• _Requirement_
Every line of the material is to be repeated exactly as it stands.

• _Material provided_
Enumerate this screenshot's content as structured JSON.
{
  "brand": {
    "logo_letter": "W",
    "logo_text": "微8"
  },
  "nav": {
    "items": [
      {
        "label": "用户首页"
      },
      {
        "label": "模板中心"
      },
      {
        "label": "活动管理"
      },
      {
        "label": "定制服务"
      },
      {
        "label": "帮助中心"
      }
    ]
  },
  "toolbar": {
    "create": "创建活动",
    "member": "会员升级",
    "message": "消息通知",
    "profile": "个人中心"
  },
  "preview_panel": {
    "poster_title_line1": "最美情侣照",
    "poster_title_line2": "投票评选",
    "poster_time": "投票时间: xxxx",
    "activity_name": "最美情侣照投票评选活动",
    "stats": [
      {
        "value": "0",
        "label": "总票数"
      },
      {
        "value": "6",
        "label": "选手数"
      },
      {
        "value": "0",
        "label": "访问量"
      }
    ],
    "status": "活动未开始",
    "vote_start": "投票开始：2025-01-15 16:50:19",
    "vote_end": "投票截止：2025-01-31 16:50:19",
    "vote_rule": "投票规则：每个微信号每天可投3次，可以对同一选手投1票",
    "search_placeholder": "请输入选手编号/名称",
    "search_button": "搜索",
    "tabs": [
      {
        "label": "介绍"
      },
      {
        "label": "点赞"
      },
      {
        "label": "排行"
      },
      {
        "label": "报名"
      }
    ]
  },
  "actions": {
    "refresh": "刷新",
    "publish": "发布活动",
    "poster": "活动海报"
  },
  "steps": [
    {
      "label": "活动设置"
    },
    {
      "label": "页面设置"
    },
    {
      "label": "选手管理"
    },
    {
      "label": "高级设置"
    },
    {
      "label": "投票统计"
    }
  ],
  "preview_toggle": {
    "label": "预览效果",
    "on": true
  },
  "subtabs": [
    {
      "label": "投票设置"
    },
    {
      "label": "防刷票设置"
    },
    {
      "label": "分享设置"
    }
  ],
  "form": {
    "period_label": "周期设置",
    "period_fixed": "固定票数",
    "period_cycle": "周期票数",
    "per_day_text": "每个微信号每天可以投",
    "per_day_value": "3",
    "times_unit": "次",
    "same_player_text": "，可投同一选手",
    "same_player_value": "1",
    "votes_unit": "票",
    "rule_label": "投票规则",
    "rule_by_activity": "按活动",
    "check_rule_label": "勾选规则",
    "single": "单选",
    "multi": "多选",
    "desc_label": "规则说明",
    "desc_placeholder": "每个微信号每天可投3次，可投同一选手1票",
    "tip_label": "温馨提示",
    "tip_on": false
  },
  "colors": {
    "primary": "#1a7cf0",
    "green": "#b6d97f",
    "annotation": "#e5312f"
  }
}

• _Output of the exercise_
Enumerate this screenshot's content as structured JSON.
{
  "brand": {
    "logo_letter": "W",
    "logo_text": "微8"
  },
  "nav": {
    "items": [
      {
        "label": "用户首页"
      },
      {
        "label": "模板中心"
      },
      {
        "label": "活动管理"
      },
      {
        "label": "定制服务"
      },
      {
        "label": "帮助中心"
      }
    ]
  },
  "toolbar": {
    "create": "创建活动",
    "member": "会员升级",
    "message": "消息通知",
    "profile": "个人中心"
  },
  "preview_panel": {
    "poster_title_line1": "最美情侣照",
    "poster_title_line2": "投票评选",
    "poster_time": "投票时间: xxxx",
    "activity_name": "最美情侣照投票评选活动",
    "stats": [
      {
        "value": "0",
        "label": "总票数"
      },
      {
        "value": "6",
        "label": "选手数"
      },
      {
        "value": "0",
        "label": "访问量"
      }
    ],
    "status": "活动未开始",
    "vote_start": "投票开始：2025-01-15 16:50:19",
    "vote_end": "投票截止：2025-01-31 16:50:19",
    "vote_rule": "投票规则：每个微信号每天可投3次，可以对同一选手投1票",
    "search_placeholder": "请输入选手编号/名称",
    "search_button": "搜索",
    "tabs": [
      {
        "label": "介绍"
      },
      {
        "label": "点赞"
      },
      {
        "label": "排行"
      },
      {
        "label": "报名"
      }
    ]
  },
  "actions": {
    "refresh": "刷新",
    "publish": "发布活动",
    "poster": "活动海报"
  },
  "steps": [
    {
      "label": "活动设置"
    },
    {
      "label": "页面设置"
    },
    {
      "label": "选手管理"
    },
    {
      "label": "高级设置"
    },
    {
      "label": "投票统计"
    }
  ],
  "preview_toggle": {
    "label": "预览效果",
    "on": true
  },
  "subtabs": [
    {
      "label": "投票设置"
    },
    {
      "label": "防刷票设置"
    },
    {
      "label": "分享设置"
    }
  ],
  "form": {
    "period_label": "周期设置",
    "period_fixed": "固定票数",
    "period_cycle": "周期票数",
    "per_day_text": "每个微信号每天可以投",
    "per_day_value": "3",
    "times_unit": "次",
    "same_player_text": "，可投同一选手",
    "same_player_value": "1",
    "votes_unit": "票",
    "rule_label": "投票规则",
    "rule_by_activity": "按活动",
    "check_rule_label": "勾选规则",
    "single": "单选",
    "multi": "多选",
    "desc_label": "规则说明",
    "desc_placeholder": "每个微信号每天可投3次，可投同一选手1票",
    "tip_label": "温馨提示",
    "tip_on": false
  },
  "colors": {
    "primary": "#1a7cf0",
    "green": "#b6d97f",
    "annotation": "#e5312f"
  }
}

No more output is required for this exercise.